WHAT YOU WILL DO
The answer is one number: how many lines hold the string "Срок".

SOURCE MATERIAL

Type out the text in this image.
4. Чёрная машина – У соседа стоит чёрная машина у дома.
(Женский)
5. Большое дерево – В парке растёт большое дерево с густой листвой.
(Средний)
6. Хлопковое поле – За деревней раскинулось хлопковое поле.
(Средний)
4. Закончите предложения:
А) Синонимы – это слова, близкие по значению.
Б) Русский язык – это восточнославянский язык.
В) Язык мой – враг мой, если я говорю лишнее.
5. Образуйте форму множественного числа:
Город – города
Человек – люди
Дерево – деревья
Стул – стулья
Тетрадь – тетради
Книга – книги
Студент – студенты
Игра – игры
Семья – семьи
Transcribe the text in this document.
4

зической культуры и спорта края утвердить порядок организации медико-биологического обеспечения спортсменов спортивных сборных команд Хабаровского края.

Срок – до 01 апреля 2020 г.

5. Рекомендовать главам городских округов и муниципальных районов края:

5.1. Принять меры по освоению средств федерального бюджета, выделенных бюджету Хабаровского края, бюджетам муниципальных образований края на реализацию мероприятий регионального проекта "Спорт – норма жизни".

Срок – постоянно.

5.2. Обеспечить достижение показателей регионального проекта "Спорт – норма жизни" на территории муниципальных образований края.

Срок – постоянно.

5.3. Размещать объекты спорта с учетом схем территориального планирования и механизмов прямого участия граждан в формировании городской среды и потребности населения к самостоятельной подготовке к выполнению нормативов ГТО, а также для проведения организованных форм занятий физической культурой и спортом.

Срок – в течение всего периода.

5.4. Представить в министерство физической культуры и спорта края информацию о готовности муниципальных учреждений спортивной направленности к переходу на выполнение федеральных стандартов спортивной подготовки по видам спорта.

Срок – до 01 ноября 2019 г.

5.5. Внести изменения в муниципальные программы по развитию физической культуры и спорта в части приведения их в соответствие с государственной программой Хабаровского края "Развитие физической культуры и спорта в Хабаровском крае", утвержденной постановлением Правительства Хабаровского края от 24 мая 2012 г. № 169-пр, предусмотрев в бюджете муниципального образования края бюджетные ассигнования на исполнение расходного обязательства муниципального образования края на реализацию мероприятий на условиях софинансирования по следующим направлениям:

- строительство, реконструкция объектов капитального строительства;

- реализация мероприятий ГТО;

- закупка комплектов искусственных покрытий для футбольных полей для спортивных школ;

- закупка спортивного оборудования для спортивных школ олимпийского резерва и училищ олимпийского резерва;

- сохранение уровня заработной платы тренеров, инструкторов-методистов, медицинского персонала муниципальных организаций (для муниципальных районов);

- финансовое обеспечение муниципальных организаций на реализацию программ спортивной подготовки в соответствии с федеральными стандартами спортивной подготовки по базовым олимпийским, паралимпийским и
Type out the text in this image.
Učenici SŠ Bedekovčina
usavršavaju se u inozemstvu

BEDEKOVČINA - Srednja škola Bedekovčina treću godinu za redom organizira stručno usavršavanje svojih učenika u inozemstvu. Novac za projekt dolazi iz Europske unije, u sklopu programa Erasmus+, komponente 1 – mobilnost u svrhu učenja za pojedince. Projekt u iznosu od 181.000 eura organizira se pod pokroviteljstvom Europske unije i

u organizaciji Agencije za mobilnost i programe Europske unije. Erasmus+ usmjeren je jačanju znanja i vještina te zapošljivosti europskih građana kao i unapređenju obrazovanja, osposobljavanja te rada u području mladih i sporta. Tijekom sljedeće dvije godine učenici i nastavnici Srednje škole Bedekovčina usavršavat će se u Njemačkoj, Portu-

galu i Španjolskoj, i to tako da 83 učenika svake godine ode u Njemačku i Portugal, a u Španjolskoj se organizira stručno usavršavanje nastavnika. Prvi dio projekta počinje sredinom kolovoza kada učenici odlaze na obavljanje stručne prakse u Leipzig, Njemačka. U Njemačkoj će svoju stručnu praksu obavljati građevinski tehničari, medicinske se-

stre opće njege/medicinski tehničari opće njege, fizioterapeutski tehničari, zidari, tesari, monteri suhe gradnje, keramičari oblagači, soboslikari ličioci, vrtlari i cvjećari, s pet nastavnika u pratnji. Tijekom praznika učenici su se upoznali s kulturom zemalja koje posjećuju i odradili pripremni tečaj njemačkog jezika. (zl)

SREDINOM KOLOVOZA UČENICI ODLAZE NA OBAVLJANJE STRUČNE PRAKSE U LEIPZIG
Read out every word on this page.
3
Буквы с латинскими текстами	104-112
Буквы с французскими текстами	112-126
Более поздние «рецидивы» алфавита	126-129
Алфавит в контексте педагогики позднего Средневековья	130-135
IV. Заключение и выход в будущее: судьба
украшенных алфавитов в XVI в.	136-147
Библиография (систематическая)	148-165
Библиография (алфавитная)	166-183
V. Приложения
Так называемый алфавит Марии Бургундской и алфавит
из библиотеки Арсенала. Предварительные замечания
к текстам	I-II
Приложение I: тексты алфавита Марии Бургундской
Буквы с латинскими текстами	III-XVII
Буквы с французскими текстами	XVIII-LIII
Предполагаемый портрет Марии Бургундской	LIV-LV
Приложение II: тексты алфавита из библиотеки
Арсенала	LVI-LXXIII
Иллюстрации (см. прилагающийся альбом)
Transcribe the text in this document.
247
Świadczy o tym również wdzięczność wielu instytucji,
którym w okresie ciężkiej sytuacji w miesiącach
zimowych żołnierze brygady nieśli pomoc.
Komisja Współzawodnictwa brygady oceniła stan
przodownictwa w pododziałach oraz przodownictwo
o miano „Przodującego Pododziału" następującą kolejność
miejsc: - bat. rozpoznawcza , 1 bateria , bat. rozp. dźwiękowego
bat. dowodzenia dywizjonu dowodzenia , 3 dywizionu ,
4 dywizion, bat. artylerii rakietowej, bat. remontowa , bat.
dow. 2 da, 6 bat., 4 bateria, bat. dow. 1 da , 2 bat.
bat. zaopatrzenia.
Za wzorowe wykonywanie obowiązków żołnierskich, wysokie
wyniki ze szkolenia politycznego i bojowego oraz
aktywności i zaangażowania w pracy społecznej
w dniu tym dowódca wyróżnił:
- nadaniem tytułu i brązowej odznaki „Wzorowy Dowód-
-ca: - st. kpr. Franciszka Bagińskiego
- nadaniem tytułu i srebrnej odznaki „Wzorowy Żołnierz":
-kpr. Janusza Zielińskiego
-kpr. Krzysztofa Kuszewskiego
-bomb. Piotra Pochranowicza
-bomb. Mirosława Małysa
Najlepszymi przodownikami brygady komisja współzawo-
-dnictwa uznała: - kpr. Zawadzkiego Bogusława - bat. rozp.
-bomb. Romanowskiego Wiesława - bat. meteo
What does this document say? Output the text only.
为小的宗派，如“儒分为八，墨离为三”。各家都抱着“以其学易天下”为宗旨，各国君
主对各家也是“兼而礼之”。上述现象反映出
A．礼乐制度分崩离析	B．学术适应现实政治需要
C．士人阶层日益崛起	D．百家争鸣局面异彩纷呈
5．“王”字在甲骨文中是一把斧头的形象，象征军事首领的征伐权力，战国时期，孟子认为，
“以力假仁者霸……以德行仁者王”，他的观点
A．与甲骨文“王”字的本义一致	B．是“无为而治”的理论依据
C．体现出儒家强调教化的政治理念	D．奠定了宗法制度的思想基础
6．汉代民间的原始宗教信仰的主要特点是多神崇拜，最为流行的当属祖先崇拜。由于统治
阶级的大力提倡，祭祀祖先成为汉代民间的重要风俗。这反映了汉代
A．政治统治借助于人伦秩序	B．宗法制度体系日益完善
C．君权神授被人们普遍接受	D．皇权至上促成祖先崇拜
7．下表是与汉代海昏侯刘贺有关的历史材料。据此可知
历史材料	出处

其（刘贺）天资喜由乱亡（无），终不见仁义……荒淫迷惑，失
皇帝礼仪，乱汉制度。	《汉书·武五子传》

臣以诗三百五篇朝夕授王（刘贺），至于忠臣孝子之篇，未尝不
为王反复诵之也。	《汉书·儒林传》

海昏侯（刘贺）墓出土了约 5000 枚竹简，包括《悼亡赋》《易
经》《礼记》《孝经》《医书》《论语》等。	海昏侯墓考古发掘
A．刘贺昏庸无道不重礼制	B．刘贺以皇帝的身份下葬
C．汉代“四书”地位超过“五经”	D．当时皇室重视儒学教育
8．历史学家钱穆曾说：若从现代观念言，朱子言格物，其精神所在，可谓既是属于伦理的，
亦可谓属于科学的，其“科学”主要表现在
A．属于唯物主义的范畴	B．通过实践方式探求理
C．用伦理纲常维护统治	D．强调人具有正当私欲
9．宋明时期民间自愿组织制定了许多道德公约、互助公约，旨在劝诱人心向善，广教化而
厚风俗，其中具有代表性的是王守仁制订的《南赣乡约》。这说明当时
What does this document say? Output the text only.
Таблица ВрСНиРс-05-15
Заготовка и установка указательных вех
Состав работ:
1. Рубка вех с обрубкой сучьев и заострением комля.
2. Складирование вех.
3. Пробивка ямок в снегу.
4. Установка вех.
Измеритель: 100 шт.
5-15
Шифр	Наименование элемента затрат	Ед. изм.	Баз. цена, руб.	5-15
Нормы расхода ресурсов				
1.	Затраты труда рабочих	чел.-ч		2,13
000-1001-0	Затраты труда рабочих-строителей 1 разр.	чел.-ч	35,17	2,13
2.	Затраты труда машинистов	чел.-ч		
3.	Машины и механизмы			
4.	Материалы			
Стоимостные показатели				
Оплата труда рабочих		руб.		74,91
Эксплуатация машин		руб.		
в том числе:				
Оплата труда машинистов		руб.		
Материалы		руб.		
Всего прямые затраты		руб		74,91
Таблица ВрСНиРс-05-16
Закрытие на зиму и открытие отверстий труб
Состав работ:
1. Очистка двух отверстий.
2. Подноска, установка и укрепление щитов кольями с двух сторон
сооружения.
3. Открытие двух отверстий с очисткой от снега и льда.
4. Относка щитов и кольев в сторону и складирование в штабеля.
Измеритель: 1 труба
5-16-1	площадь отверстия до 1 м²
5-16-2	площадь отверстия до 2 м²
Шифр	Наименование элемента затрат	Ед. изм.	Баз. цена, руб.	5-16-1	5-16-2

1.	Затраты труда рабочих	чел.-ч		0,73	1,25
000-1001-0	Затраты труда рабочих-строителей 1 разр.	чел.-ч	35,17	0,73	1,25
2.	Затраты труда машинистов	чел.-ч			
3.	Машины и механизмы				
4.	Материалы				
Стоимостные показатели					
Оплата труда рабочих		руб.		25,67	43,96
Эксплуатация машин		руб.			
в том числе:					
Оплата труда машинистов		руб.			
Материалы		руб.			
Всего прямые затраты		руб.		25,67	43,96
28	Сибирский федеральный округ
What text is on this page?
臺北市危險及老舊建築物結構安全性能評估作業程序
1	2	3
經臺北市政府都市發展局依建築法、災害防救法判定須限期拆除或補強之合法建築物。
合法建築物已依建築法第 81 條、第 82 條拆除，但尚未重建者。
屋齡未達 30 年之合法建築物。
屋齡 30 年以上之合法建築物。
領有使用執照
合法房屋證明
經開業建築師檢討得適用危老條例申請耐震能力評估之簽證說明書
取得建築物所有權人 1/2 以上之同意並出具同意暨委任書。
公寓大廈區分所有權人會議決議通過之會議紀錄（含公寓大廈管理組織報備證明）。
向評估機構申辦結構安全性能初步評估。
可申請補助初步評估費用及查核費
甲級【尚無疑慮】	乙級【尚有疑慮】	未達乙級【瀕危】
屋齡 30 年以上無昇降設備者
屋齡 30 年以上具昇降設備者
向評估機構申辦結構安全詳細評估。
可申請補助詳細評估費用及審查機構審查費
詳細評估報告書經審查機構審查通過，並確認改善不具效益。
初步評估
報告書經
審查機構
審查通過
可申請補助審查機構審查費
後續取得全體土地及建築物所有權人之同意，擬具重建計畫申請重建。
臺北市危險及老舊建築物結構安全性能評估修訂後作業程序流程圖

EXERCISE OUTPUT
5